Return the whole listing, keeping every character the same.
- - -
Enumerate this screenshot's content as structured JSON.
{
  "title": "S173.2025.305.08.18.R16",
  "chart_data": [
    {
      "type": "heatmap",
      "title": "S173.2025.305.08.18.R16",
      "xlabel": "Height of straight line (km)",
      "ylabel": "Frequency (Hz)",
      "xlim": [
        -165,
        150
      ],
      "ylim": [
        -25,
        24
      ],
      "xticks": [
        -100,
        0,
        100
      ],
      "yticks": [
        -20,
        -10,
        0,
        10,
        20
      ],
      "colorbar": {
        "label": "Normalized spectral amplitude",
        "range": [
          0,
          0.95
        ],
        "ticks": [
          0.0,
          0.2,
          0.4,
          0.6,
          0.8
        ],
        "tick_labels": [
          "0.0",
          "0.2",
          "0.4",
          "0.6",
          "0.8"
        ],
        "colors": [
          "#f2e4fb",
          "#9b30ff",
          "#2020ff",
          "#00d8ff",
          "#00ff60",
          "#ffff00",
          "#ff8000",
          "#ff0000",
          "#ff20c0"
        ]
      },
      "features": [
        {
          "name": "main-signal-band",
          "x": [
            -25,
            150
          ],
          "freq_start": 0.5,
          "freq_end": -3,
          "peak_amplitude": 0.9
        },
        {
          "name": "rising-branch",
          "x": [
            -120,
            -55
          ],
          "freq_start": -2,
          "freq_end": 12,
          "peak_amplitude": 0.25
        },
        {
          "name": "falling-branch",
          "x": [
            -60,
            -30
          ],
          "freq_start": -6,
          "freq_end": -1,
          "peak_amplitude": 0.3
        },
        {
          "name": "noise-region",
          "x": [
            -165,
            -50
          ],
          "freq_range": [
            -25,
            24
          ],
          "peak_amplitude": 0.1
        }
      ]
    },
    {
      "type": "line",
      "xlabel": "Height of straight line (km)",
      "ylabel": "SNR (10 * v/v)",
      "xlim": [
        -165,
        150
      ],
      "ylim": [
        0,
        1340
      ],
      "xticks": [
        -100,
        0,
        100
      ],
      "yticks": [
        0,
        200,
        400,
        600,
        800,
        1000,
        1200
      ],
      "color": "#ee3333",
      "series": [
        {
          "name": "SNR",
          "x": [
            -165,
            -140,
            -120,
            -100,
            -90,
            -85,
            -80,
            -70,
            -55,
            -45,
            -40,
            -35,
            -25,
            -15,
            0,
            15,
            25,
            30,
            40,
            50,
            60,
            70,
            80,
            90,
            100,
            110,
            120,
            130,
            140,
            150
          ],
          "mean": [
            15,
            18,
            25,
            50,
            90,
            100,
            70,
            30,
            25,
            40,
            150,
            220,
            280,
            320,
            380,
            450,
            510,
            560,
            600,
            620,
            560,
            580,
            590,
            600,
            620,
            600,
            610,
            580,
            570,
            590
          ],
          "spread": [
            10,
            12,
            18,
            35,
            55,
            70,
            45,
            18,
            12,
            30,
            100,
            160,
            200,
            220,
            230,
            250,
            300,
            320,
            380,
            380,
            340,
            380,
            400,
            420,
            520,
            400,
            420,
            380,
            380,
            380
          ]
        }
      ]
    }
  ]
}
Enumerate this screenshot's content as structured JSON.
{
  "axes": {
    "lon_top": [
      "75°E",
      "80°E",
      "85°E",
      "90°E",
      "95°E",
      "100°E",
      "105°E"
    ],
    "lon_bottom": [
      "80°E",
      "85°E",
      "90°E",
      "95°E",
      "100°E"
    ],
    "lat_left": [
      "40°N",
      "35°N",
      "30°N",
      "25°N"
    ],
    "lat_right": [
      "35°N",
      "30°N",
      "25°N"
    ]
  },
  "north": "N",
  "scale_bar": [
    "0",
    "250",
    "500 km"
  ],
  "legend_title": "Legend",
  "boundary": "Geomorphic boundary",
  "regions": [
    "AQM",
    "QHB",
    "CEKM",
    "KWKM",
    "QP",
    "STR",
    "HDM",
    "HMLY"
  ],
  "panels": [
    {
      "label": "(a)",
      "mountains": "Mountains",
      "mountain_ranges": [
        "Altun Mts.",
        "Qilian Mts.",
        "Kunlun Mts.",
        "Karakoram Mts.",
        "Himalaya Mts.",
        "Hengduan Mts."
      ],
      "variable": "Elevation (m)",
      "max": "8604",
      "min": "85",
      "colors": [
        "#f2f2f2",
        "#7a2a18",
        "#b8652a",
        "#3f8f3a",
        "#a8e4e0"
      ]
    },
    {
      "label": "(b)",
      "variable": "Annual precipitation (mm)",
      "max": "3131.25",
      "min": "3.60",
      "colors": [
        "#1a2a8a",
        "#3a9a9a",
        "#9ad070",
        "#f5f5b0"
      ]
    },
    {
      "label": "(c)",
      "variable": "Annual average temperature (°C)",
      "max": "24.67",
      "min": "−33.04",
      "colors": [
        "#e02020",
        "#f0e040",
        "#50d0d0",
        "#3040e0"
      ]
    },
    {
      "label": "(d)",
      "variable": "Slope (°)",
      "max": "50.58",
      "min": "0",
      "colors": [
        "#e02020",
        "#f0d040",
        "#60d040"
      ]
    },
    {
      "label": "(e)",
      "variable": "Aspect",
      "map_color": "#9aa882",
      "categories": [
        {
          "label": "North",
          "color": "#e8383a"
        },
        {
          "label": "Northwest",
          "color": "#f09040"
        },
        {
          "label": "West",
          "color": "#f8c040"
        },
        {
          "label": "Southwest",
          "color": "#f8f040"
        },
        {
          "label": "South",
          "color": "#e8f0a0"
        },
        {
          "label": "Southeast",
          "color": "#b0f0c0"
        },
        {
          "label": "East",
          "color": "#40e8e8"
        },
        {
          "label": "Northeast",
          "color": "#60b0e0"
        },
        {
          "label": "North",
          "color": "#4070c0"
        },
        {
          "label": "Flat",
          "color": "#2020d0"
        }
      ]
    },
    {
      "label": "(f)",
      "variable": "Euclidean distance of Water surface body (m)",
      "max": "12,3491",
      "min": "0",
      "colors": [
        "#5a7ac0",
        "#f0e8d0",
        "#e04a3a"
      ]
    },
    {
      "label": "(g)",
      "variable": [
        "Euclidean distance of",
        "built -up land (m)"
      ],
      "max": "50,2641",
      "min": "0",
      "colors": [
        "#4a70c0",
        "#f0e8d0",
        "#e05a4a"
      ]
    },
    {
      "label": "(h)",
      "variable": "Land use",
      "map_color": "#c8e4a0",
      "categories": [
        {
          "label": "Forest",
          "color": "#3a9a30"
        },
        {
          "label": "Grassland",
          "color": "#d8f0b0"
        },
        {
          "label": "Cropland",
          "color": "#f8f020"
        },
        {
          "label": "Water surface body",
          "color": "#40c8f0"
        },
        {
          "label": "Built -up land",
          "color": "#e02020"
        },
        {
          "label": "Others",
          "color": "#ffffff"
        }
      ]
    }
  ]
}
- - -
▶ [FINAL RESULT]:
Enumerate this screenshot's content as structured JSON.
{
  "title": "S173.2025.305.08.18.R16",
  "chart_data": [
    {
      "type": "heatmap",
      "title": "S173.2025.305.08.18.R16",
      "xlabel": "Height of straight line (km)",
      "ylabel": "Frequency (Hz)",
      "xlim": [
        -165,
        150
      ],
      "ylim": [
        -25,
        24
      ],
      "xticks": [
        -100,
        0,
        100
      ],
      "yticks": [
        -20,
        -10,
        0,
        10,
        20
      ],
      "colorbar": {
        "label": "Normalized spectral amplitude",
        "range": [
          0,
          0.95
        ],
        "ticks": [
          0.0,
          0.2,
          0.4,
          0.6,
          0.8
        ],
        "tick_labels": [
          "0.0",
          "0.2",
          "0.4",
          "0.6",
          "0.8"
        ],
        "colors": [
          "#f2e4fb",
          "#9b30ff",
          "#2020ff",
          "#00d8ff",
          "#00ff60",
          "#ffff00",
          "#ff8000",
          "#ff0000",
          "#ff20c0"
        ]
      },
      "features": [
        {
          "name": "main-signal-band",
          "x": [
            -25,
            150
          ],
          "freq_start": 0.5,
          "freq_end": -3,
          "peak_amplitude": 0.9
        },
        {
          "name": "rising-branch",
          "x": [
            -120,
            -55
          ],
          "freq_start": -2,
          "freq_end": 12,
          "peak_amplitude": 0.25
        },
        {
          "name": "falling-branch",
          "x": [
            -60,
            -30
          ],
          "freq_start": -6,
          "freq_end": -1,
          "peak_amplitude": 0.3
        },
        {
          "name": "noise-region",
          "x": [
            -165,
            -50
          ],
          "freq_range": [
            -25,
            24
          ],
          "peak_amplitude": 0.1
        }
      ]
    },
    {
      "type": "line",
      "xlabel": "Height of straight line (km)",
      "ylabel": "SNR (10 * v/v)",
      "xlim": [
        -165,
        150
      ],
      "ylim": [
        0,
        1340
      ],
      "xticks": [
        -100,
        0,
        100
      ],
      "yticks": [
        0,
        200,
        400,
        600,
        800,
        1000,
        1200
      ],
      "color": "#ee3333",
      "series": [
        {
          "name": "SNR",
          "x": [
            -165,
            -140,
            -120,
            -100,
            -90,
            -85,
            -80,
            -70,
            -55,
            -45,
            -40,
            -35,
            -25,
            -15,
            0,
            15,
            25,
            30,
            40,
            50,
            60,
            70,
            80,
            90,
            100,
            110,
            120,
            130,
            140,
            150
          ],
          "mean": [
            15,
            18,
            25,
            50,
            90,
            100,
            70,
            30,
            25,
            40,
            150,
            220,
            280,
            320,
            380,
            450,
            510,
            560,
            600,
            620,
            560,
            580,
            590,
            600,
            620,
            600,
            610,
            580,
            570,
            590
          ],
          "spread": [
            10,
            12,
            18,
            35,
            55,
            70,
            45,
            18,
            12,
            30,
            100,
            160,
            200,
            220,
            230,
            250,
            300,
            320,
            380,
            380,
            340,
            380,
            400,
            420,
            520,
            400,
            420,
            380,
            380,
            380
          ]
        }
      ]
    }
  ]
}
Enumerate this screenshot's content as structured JSON.
{
  "axes": {
    "lon_top": [
      "75°E",
      "80°E",
      "85°E",
      "90°E",
      "95°E",
      "100°E",
      "105°E"
    ],
    "lon_bottom": [
      "80°E",
      "85°E",
      "90°E",
      "95°E",
      "100°E"
    ],
    "lat_left": [
      "40°N",
      "35°N",
      "30°N",
      "25°N"
    ],
    "lat_right": [
      "35°N",
      "30°N",
      "25°N"
    ]
  },
  "north": "N",
  "scale_bar": [
    "0",
    "250",
    "500 km"
  ],
  "legend_title": "Legend",
  "boundary": "Geomorphic boundary",
  "regions": [
    "AQM",
    "QHB",
    "CEKM",
    "KWKM",
    "QP",
    "STR",
    "HDM",
    "HMLY"
  ],
  "panels": [
    {
      "label": "(a)",
      "mountains": "Mountains",
      "mountain_ranges": [
        "Altun Mts.",
        "Qilian Mts.",
        "Kunlun Mts.",
        "Karakoram Mts.",
        "Himalaya Mts.",
        "Hengduan Mts."
      ],
      "variable": "Elevation (m)",
      "max": "8604",
      "min": "85",
      "colors": [
        "#f2f2f2",
        "#7a2a18",
        "#b8652a",
        "#3f8f3a",
        "#a8e4e0"
      ]
    },
    {
      "label": "(b)",
      "variable": "Annual precipitation (mm)",
      "max": "3131.25",
      "min": "3.60",
      "colors": [
        "#1a2a8a",
        "#3a9a9a",
        "#9ad070",
        "#f5f5b0"
      ]
    },
    {
      "label": "(c)",
      "variable": "Annual average temperature (°C)",
      "max": "24.67",
      "min": "−33.04",
      "colors": [
        "#e02020",
        "#f0e040",
        "#50d0d0",
        "#3040e0"
      ]
    },
    {
      "label": "(d)",
      "variable": "Slope (°)",
      "max": "50.58",
      "min": "0",
      "colors": [
        "#e02020",
        "#f0d040",
        "#60d040"
      ]
    },
    {
      "label": "(e)",
      "variable": "Aspect",
      "map_color": "#9aa882",
      "categories": [
        {
          "label": "North",
          "color": "#e8383a"
        },
        {
          "label": "Northwest",
          "color": "#f09040"
        },
        {
          "label": "West",
          "color": "#f8c040"
        },
        {
          "label": "Southwest",
          "color": "#f8f040"
        },
        {
          "label": "South",
          "color": "#e8f0a0"
        },
        {
          "label": "Southeast",
          "color": "#b0f0c0"
        },
        {
          "label": "East",
          "color": "#40e8e8"
        },
        {
          "label": "Northeast",
          "color": "#60b0e0"
        },
        {
          "label": "North",
          "color": "#4070c0"
        },
        {
          "label": "Flat",
          "color": "#2020d0"
        }
      ]
    },
    {
      "label": "(f)",
      "variable": "Euclidean distance of Water surface body (m)",
      "max": "12,3491",
      "min": "0",
      "colors": [
        "#5a7ac0",
        "#f0e8d0",
        "#e04a3a"
      ]
    },
    {
      "label": "(g)",
      "variable": [
        "Euclidean distance of",
        "built -up land (m)"
      ],
      "max": "50,2641",
      "min": "0",
      "colors": [
        "#4a70c0",
        "#f0e8d0",
        "#e05a4a"
      ]
    },
    {
      "label": "(h)",
      "variable": "Land use",
      "map_color": "#c8e4a0",
      "categories": [
        {
          "label": "Forest",
          "color": "#3a9a30"
        },
        {
          "label": "Grassland",
          "color": "#d8f0b0"
        },
        {
          "label": "Cropland",
          "color": "#f8f020"
        },
        {
          "label": "Water surface body",
          "color": "#40c8f0"
        },
        {
          "label": "Built -up land",
          "color": "#e02020"
        },
        {
          "label": "Others",
          "color": "#ffffff"
        }
      ]
    }
  ]
}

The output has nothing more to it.